[Extracted data entries]
◆ ◆ ◆ ◆
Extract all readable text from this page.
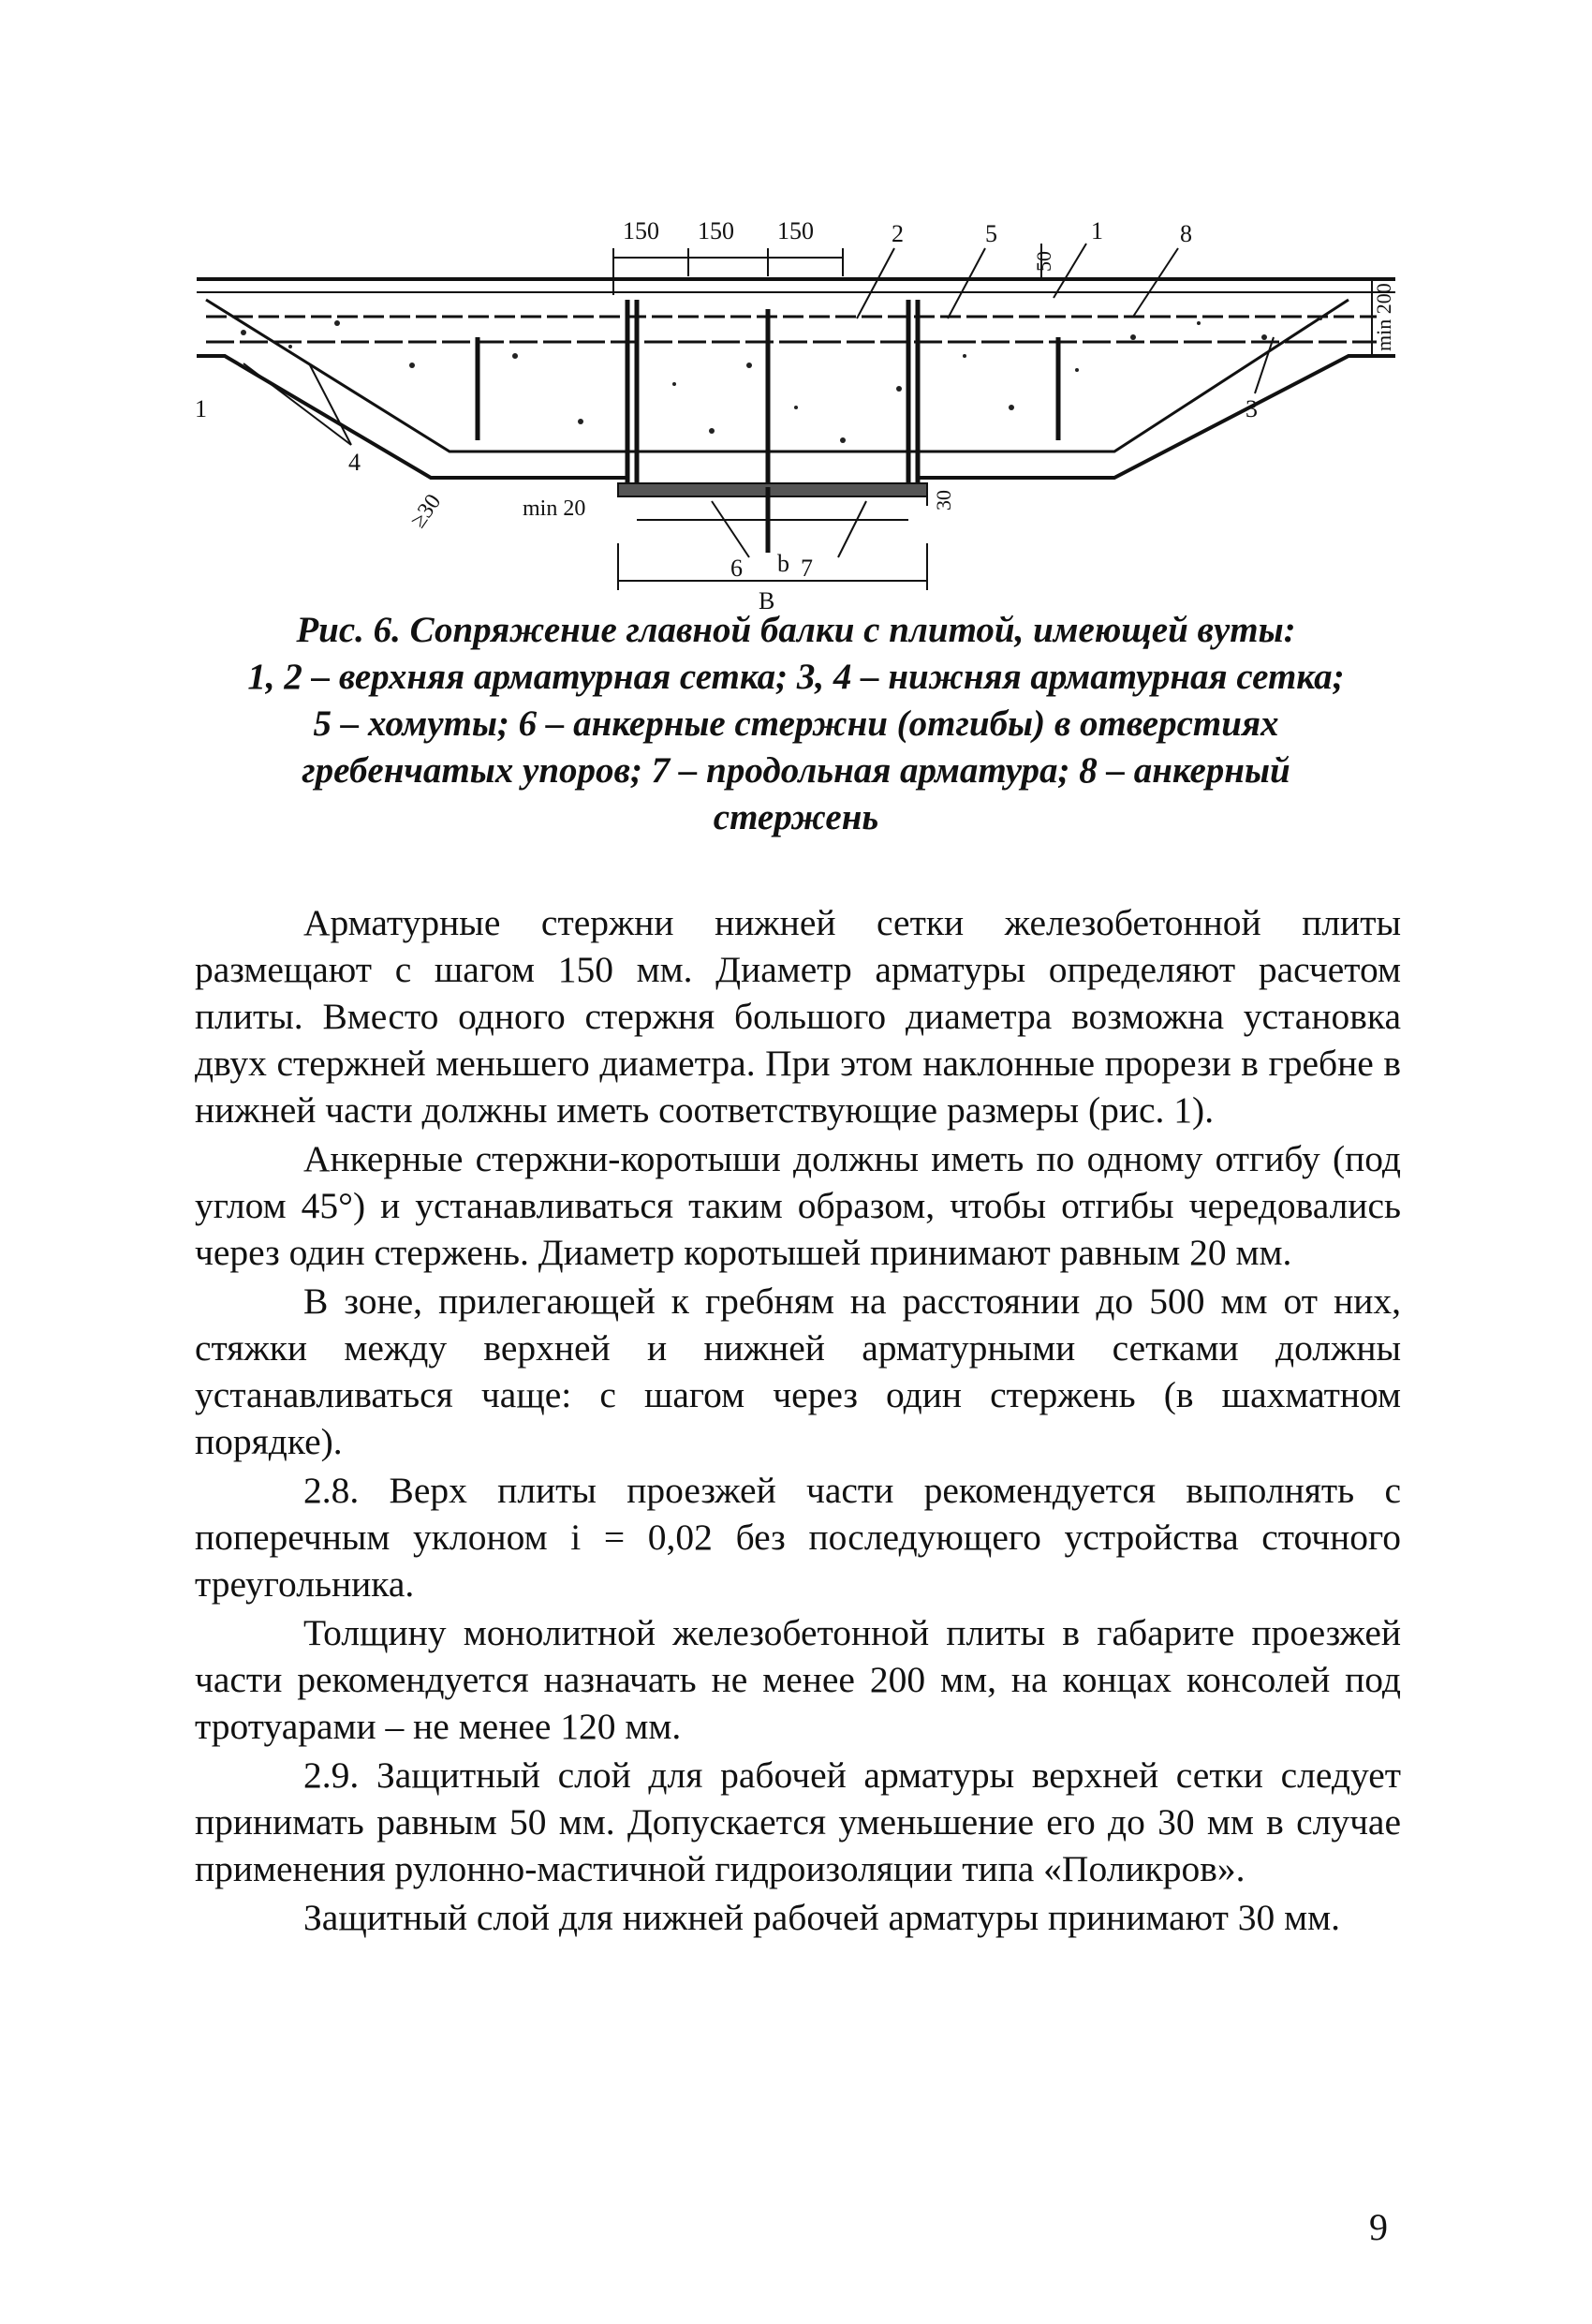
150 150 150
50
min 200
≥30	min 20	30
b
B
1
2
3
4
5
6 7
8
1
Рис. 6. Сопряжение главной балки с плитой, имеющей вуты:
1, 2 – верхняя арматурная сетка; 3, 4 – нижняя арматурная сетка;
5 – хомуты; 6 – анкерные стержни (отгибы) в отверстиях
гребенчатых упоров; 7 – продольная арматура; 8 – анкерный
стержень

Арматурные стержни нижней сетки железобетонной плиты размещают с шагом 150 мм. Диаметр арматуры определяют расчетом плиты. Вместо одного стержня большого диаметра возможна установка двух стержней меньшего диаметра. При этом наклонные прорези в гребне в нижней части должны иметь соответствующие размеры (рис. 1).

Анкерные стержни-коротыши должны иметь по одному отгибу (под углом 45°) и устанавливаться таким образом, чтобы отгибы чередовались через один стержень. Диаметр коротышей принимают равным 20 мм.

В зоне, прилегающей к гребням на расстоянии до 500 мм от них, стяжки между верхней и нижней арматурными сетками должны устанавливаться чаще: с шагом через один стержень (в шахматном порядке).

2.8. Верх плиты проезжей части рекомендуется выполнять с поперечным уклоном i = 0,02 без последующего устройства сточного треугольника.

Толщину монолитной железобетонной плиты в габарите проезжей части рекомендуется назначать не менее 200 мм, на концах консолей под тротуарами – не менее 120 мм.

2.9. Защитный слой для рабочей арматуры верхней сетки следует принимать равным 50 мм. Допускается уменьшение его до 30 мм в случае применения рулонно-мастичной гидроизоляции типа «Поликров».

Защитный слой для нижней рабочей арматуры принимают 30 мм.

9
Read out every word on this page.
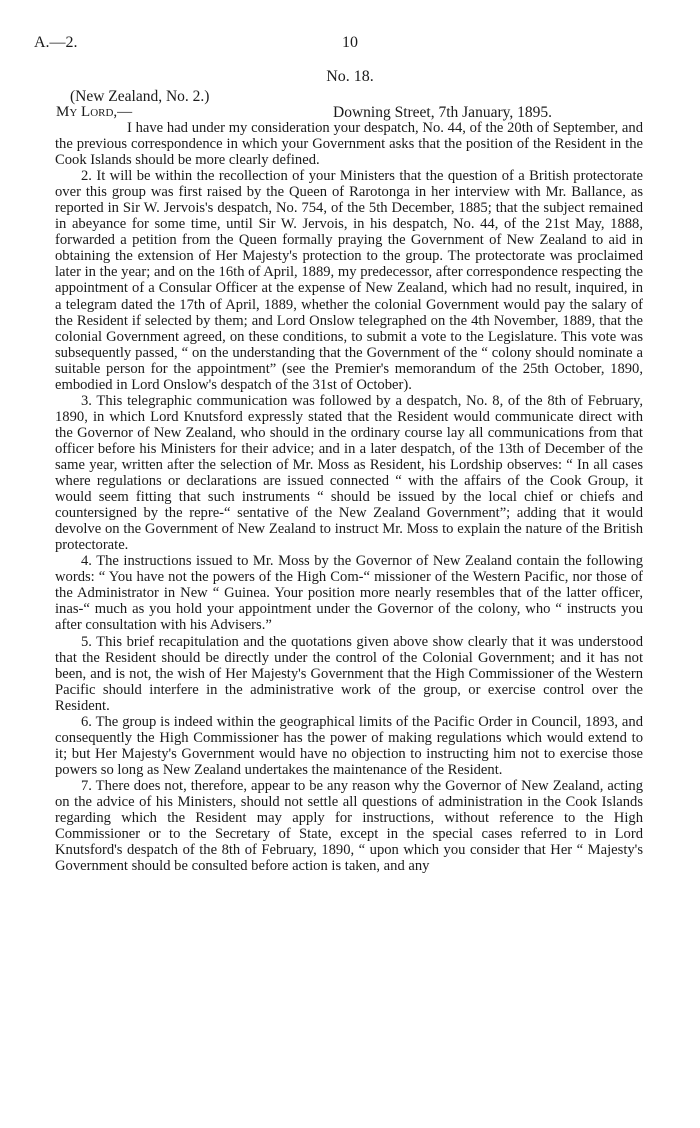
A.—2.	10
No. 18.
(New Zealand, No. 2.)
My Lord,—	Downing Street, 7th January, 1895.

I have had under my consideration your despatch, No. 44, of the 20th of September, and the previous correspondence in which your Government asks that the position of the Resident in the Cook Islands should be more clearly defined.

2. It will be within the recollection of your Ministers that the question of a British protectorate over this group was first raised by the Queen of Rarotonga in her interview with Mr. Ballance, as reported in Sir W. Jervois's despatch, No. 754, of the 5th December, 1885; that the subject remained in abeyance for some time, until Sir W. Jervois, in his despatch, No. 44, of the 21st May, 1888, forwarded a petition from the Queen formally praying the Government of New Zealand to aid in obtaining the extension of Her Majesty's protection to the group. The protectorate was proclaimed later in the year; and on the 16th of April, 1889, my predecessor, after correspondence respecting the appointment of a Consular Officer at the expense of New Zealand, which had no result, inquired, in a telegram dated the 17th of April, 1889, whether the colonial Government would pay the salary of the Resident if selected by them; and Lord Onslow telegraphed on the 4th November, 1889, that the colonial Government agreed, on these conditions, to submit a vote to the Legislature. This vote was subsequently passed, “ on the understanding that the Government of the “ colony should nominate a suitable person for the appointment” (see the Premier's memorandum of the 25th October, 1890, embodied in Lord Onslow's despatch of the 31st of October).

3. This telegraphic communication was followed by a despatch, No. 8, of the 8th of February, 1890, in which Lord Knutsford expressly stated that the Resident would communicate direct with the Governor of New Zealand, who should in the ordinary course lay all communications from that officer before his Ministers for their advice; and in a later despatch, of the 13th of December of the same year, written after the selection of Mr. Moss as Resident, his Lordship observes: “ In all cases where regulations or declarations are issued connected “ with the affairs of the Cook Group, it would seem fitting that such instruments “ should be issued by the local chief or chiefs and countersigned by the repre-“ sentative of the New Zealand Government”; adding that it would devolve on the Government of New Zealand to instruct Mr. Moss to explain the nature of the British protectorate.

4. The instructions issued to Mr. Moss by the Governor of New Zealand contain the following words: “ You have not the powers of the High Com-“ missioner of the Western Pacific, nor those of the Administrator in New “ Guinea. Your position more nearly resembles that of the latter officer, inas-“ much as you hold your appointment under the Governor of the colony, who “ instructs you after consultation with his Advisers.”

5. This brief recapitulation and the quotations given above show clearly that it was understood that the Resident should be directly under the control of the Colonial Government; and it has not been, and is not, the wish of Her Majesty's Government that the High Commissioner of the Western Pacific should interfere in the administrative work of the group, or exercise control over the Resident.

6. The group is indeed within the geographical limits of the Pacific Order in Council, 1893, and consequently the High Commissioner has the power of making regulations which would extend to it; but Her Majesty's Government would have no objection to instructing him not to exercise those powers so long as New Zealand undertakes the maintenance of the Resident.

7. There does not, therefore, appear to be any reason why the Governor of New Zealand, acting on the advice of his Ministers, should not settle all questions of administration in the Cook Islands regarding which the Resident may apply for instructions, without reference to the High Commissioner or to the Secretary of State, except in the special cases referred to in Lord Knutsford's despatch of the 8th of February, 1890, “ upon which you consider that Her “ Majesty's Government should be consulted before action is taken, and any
◆ ◆ ◆ ◆
Work required:
Retype the whole listing exactly and leave the pictures out.

Final answer:
Extract all readable text from this page.
150 150 150
50
min 200
≥30	min 20	30
b
B
1
2
3
4
5
6 7
8
1
Рис. 6. Сопряжение главной балки с плитой, имеющей вуты:
1, 2 – верхняя арматурная сетка; 3, 4 – нижняя арматурная сетка;
5 – хомуты; 6 – анкерные стержни (отгибы) в отверстиях
гребенчатых упоров; 7 – продольная арматура; 8 – анкерный
стержень

Арматурные стержни нижней сетки железобетонной плиты размещают с шагом 150 мм. Диаметр арматуры определяют расчетом плиты. Вместо одного стержня большого диаметра возможна установка двух стержней меньшего диаметра. При этом наклонные прорези в гребне в нижней части должны иметь соответствующие размеры (рис. 1).

Анкерные стержни-коротыши должны иметь по одному отгибу (под углом 45°) и устанавливаться таким образом, чтобы отгибы чередовались через один стержень. Диаметр коротышей принимают равным 20 мм.

В зоне, прилегающей к гребням на расстоянии до 500 мм от них, стяжки между верхней и нижней арматурными сетками должны устанавливаться чаще: с шагом через один стержень (в шахматном порядке).

2.8. Верх плиты проезжей части рекомендуется выполнять с поперечным уклоном i = 0,02 без последующего устройства сточного треугольника.

Толщину монолитной железобетонной плиты в габарите проезжей части рекомендуется назначать не менее 200 мм, на концах консолей под тротуарами – не менее 120 мм.

2.9. Защитный слой для рабочей арматуры верхней сетки следует принимать равным 50 мм. Допускается уменьшение его до 30 мм в случае применения рулонно-мастичной гидроизоляции типа «Поликров».

Защитный слой для нижней рабочей арматуры принимают 30 мм.

9
Read out every word on this page.
A.—2.	10
No. 18.
(New Zealand, No. 2.)
My Lord,—	Downing Street, 7th January, 1895.

I have had under my consideration your despatch, No. 44, of the 20th of September, and the previous correspondence in which your Government asks that the position of the Resident in the Cook Islands should be more clearly defined.

2. It will be within the recollection of your Ministers that the question of a British protectorate over this group was first raised by the Queen of Rarotonga in her interview with Mr. Ballance, as reported in Sir W. Jervois's despatch, No. 754, of the 5th December, 1885; that the subject remained in abeyance for some time, until Sir W. Jervois, in his despatch, No. 44, of the 21st May, 1888, forwarded a petition from the Queen formally praying the Government of New Zealand to aid in obtaining the extension of Her Majesty's protection to the group. The protectorate was proclaimed later in the year; and on the 16th of April, 1889, my predecessor, after correspondence respecting the appointment of a Consular Officer at the expense of New Zealand, which had no result, inquired, in a telegram dated the 17th of April, 1889, whether the colonial Government would pay the salary of the Resident if selected by them; and Lord Onslow telegraphed on the 4th November, 1889, that the colonial Government agreed, on these conditions, to submit a vote to the Legislature. This vote was subsequently passed, “ on the understanding that the Government of the “ colony should nominate a suitable person for the appointment” (see the Premier's memorandum of the 25th October, 1890, embodied in Lord Onslow's despatch of the 31st of October).

3. This telegraphic communication was followed by a despatch, No. 8, of the 8th of February, 1890, in which Lord Knutsford expressly stated that the Resident would communicate direct with the Governor of New Zealand, who should in the ordinary course lay all communications from that officer before his Ministers for their advice; and in a later despatch, of the 13th of December of the same year, written after the selection of Mr. Moss as Resident, his Lordship observes: “ In all cases where regulations or declarations are issued connected “ with the affairs of the Cook Group, it would seem fitting that such instruments “ should be issued by the local chief or chiefs and countersigned by the repre-“ sentative of the New Zealand Government”; adding that it would devolve on the Government of New Zealand to instruct Mr. Moss to explain the nature of the British protectorate.

4. The instructions issued to Mr. Moss by the Governor of New Zealand contain the following words: “ You have not the powers of the High Com-“ missioner of the Western Pacific, nor those of the Administrator in New “ Guinea. Your position more nearly resembles that of the latter officer, inas-“ much as you hold your appointment under the Governor of the colony, who “ instructs you after consultation with his Advisers.”

5. This brief recapitulation and the quotations given above show clearly that it was understood that the Resident should be directly under the control of the Colonial Government; and it has not been, and is not, the wish of Her Majesty's Government that the High Commissioner of the Western Pacific should interfere in the administrative work of the group, or exercise control over the Resident.

6. The group is indeed within the geographical limits of the Pacific Order in Council, 1893, and consequently the High Commissioner has the power of making regulations which would extend to it; but Her Majesty's Government would have no objection to instructing him not to exercise those powers so long as New Zealand undertakes the maintenance of the Resident.

7. There does not, therefore, appear to be any reason why the Governor of New Zealand, acting on the advice of his Ministers, should not settle all questions of administration in the Cook Islands regarding which the Resident may apply for instructions, without reference to the High Commissioner or to the Secretary of State, except in the special cases referred to in Lord Knutsford's despatch of the 8th of February, 1890, “ upon which you consider that Her “ Majesty's Government should be consulted before action is taken, and any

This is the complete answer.